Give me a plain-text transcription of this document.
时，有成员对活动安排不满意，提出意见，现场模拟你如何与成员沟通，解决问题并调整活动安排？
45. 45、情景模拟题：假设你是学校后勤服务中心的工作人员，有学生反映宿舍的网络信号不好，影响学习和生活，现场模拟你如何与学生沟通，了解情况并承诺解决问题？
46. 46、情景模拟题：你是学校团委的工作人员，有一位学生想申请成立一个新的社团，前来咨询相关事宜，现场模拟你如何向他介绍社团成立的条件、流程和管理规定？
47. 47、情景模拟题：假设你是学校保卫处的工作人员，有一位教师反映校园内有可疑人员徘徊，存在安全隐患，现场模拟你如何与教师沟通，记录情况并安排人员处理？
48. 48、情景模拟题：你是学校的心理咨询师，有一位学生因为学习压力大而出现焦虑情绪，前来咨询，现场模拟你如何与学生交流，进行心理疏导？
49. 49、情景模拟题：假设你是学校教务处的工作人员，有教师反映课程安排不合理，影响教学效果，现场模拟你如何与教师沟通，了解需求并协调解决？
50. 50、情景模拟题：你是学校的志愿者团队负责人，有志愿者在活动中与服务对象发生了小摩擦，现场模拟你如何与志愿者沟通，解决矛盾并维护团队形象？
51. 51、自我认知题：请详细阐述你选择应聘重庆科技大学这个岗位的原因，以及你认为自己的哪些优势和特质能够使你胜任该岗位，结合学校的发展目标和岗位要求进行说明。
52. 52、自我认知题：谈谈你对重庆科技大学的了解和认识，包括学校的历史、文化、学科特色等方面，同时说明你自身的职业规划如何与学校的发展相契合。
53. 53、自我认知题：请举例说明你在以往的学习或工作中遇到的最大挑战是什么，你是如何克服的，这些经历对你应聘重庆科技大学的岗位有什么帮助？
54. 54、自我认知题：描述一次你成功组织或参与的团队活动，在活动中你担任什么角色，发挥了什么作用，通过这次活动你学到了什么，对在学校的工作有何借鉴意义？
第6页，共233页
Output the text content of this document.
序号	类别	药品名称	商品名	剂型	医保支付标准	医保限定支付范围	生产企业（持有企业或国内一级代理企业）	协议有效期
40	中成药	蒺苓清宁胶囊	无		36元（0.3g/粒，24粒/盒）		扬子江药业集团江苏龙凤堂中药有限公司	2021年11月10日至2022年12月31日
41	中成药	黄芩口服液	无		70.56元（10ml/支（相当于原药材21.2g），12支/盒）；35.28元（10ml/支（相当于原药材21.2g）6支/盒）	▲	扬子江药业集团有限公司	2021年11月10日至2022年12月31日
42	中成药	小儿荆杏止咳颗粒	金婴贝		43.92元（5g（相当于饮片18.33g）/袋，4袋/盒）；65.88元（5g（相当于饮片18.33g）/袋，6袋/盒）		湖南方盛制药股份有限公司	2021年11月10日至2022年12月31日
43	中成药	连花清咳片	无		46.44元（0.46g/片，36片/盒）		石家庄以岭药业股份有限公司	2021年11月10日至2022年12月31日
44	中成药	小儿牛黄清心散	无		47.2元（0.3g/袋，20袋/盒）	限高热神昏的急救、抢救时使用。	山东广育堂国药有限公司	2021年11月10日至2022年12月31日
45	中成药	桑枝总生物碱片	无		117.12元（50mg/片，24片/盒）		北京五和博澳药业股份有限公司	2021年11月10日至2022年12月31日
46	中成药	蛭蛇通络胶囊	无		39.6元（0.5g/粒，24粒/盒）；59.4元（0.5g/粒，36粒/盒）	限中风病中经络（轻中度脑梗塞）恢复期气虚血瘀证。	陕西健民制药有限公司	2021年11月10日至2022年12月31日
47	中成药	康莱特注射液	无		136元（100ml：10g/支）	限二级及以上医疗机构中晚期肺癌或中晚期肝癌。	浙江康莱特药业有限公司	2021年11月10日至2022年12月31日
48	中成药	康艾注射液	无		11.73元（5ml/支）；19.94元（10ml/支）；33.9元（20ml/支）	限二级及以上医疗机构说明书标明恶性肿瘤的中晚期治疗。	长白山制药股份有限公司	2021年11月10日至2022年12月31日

========

Nothing in the listing may be changed; retype it all exactly.

- [PROBLEM SOLUTION]:
Give me a plain-text transcription of this document.
时，有成员对活动安排不满意，提出意见，现场模拟你如何与成员沟通，解决问题并调整活动安排？
45. 45、情景模拟题：假设你是学校后勤服务中心的工作人员，有学生反映宿舍的网络信号不好，影响学习和生活，现场模拟你如何与学生沟通，了解情况并承诺解决问题？
46. 46、情景模拟题：你是学校团委的工作人员，有一位学生想申请成立一个新的社团，前来咨询相关事宜，现场模拟你如何向他介绍社团成立的条件、流程和管理规定？
47. 47、情景模拟题：假设你是学校保卫处的工作人员，有一位教师反映校园内有可疑人员徘徊，存在安全隐患，现场模拟你如何与教师沟通，记录情况并安排人员处理？
48. 48、情景模拟题：你是学校的心理咨询师，有一位学生因为学习压力大而出现焦虑情绪，前来咨询，现场模拟你如何与学生交流，进行心理疏导？
49. 49、情景模拟题：假设你是学校教务处的工作人员，有教师反映课程安排不合理，影响教学效果，现场模拟你如何与教师沟通，了解需求并协调解决？
50. 50、情景模拟题：你是学校的志愿者团队负责人，有志愿者在活动中与服务对象发生了小摩擦，现场模拟你如何与志愿者沟通，解决矛盾并维护团队形象？
51. 51、自我认知题：请详细阐述你选择应聘重庆科技大学这个岗位的原因，以及你认为自己的哪些优势和特质能够使你胜任该岗位，结合学校的发展目标和岗位要求进行说明。
52. 52、自我认知题：谈谈你对重庆科技大学的了解和认识，包括学校的历史、文化、学科特色等方面，同时说明你自身的职业规划如何与学校的发展相契合。
53. 53、自我认知题：请举例说明你在以往的学习或工作中遇到的最大挑战是什么，你是如何克服的，这些经历对你应聘重庆科技大学的岗位有什么帮助？
54. 54、自我认知题：描述一次你成功组织或参与的团队活动，在活动中你担任什么角色，发挥了什么作用，通过这次活动你学到了什么，对在学校的工作有何借鉴意义？
第6页，共233页
Output the text content of this document.
序号	类别	药品名称	商品名	剂型	医保支付标准	医保限定支付范围	生产企业（持有企业或国内一级代理企业）	协议有效期
40	中成药	蒺苓清宁胶囊	无		36元（0.3g/粒，24粒/盒）		扬子江药业集团江苏龙凤堂中药有限公司	2021年11月10日至2022年12月31日
41	中成药	黄芩口服液	无		70.56元（10ml/支（相当于原药材21.2g），12支/盒）；35.28元（10ml/支（相当于原药材21.2g）6支/盒）	▲	扬子江药业集团有限公司	2021年11月10日至2022年12月31日
42	中成药	小儿荆杏止咳颗粒	金婴贝		43.92元（5g（相当于饮片18.33g）/袋，4袋/盒）；65.88元（5g（相当于饮片18.33g）/袋，6袋/盒）		湖南方盛制药股份有限公司	2021年11月10日至2022年12月31日
43	中成药	连花清咳片	无		46.44元（0.46g/片，36片/盒）		石家庄以岭药业股份有限公司	2021年11月10日至2022年12月31日
44	中成药	小儿牛黄清心散	无		47.2元（0.3g/袋，20袋/盒）	限高热神昏的急救、抢救时使用。	山东广育堂国药有限公司	2021年11月10日至2022年12月31日
45	中成药	桑枝总生物碱片	无		117.12元（50mg/片，24片/盒）		北京五和博澳药业股份有限公司	2021年11月10日至2022年12月31日
46	中成药	蛭蛇通络胶囊	无		39.6元（0.5g/粒，24粒/盒）；59.4元（0.5g/粒，36粒/盒）	限中风病中经络（轻中度脑梗塞）恢复期气虚血瘀证。	陕西健民制药有限公司	2021年11月10日至2022年12月31日
47	中成药	康莱特注射液	无		136元（100ml：10g/支）	限二级及以上医疗机构中晚期肺癌或中晚期肝癌。	浙江康莱特药业有限公司	2021年11月10日至2022年12月31日
48	中成药	康艾注射液	无		11.73元（5ml/支）；19.94元（10ml/支）；33.9元（20ml/支）	限二级及以上医疗机构说明书标明恶性肿瘤的中晚期治疗。	长白山制药股份有限公司	2021年11月10日至2022年12月31日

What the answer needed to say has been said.